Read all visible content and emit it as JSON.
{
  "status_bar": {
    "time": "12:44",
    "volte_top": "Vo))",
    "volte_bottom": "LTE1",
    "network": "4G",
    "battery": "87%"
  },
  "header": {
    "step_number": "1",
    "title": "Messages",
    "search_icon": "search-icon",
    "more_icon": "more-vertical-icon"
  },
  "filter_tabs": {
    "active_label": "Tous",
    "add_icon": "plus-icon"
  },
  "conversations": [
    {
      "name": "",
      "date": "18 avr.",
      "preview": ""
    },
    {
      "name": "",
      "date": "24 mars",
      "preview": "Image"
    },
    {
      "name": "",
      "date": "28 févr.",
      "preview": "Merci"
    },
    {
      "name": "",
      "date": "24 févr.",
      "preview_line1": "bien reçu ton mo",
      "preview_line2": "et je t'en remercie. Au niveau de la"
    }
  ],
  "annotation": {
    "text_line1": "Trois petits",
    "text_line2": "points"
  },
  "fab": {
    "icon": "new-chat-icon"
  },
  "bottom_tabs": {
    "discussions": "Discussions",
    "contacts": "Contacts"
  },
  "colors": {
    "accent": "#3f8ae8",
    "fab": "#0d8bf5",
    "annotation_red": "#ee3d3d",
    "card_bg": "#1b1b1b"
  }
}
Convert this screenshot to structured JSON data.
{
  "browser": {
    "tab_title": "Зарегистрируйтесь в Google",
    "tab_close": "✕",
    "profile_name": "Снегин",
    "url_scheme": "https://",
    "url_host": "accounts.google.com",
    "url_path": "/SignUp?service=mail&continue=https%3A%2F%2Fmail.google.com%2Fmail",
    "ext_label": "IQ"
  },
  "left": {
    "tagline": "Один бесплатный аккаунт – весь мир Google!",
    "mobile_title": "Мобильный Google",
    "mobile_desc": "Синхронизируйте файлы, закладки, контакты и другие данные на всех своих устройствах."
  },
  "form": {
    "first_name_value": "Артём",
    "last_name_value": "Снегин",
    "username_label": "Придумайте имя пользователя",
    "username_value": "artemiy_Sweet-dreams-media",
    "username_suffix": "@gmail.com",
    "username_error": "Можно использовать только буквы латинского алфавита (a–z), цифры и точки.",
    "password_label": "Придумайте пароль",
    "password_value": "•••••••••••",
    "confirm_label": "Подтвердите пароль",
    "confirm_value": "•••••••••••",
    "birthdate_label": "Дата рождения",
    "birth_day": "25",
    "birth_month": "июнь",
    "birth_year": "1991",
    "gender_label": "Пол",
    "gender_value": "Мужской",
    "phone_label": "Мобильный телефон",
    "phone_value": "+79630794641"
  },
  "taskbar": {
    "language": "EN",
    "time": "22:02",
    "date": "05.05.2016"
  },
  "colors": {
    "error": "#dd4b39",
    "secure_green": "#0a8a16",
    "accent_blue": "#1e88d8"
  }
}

^^^^

#### [Stated goal]
Reproduce all of the data exactly as given.

#### [Answer to the problem]
Read all visible content and emit it as JSON.
{
  "status_bar": {
    "time": "12:44",
    "volte_top": "Vo))",
    "volte_bottom": "LTE1",
    "network": "4G",
    "battery": "87%"
  },
  "header": {
    "step_number": "1",
    "title": "Messages",
    "search_icon": "search-icon",
    "more_icon": "more-vertical-icon"
  },
  "filter_tabs": {
    "active_label": "Tous",
    "add_icon": "plus-icon"
  },
  "conversations": [
    {
      "name": "",
      "date": "18 avr.",
      "preview": ""
    },
    {
      "name": "",
      "date": "24 mars",
      "preview": "Image"
    },
    {
      "name": "",
      "date": "28 févr.",
      "preview": "Merci"
    },
    {
      "name": "",
      "date": "24 févr.",
      "preview_line1": "bien reçu ton mo",
      "preview_line2": "et je t'en remercie. Au niveau de la"
    }
  ],
  "annotation": {
    "text_line1": "Trois petits",
    "text_line2": "points"
  },
  "fab": {
    "icon": "new-chat-icon"
  },
  "bottom_tabs": {
    "discussions": "Discussions",
    "contacts": "Contacts"
  },
  "colors": {
    "accent": "#3f8ae8",
    "fab": "#0d8bf5",
    "annotation_red": "#ee3d3d",
    "card_bg": "#1b1b1b"
  }
}
Convert this screenshot to structured JSON data.
{
  "browser": {
    "tab_title": "Зарегистрируйтесь в Google",
    "tab_close": "✕",
    "profile_name": "Снегин",
    "url_scheme": "https://",
    "url_host": "accounts.google.com",
    "url_path": "/SignUp?service=mail&continue=https%3A%2F%2Fmail.google.com%2Fmail",
    "ext_label": "IQ"
  },
  "left": {
    "tagline": "Один бесплатный аккаунт – весь мир Google!",
    "mobile_title": "Мобильный Google",
    "mobile_desc": "Синхронизируйте файлы, закладки, контакты и другие данные на всех своих устройствах."
  },
  "form": {
    "first_name_value": "Артём",
    "last_name_value": "Снегин",
    "username_label": "Придумайте имя пользователя",
    "username_value": "artemiy_Sweet-dreams-media",
    "username_suffix": "@gmail.com",
    "username_error": "Можно использовать только буквы латинского алфавита (a–z), цифры и точки.",
    "password_label": "Придумайте пароль",
    "password_value": "•••••••••••",
    "confirm_label": "Подтвердите пароль",
    "confirm_value": "•••••••••••",
    "birthdate_label": "Дата рождения",
    "birth_day": "25",
    "birth_month": "июнь",
    "birth_year": "1991",
    "gender_label": "Пол",
    "gender_value": "Мужской",
    "phone_label": "Мобильный телефон",
    "phone_value": "+79630794641"
  },
  "taskbar": {
    "language": "EN",
    "time": "22:02",
    "date": "05.05.2016"
  },
  "colors": {
    "error": "#dd4b39",
    "secure_green": "#0a8a16",
    "accent_blue": "#1e88d8"
  }
}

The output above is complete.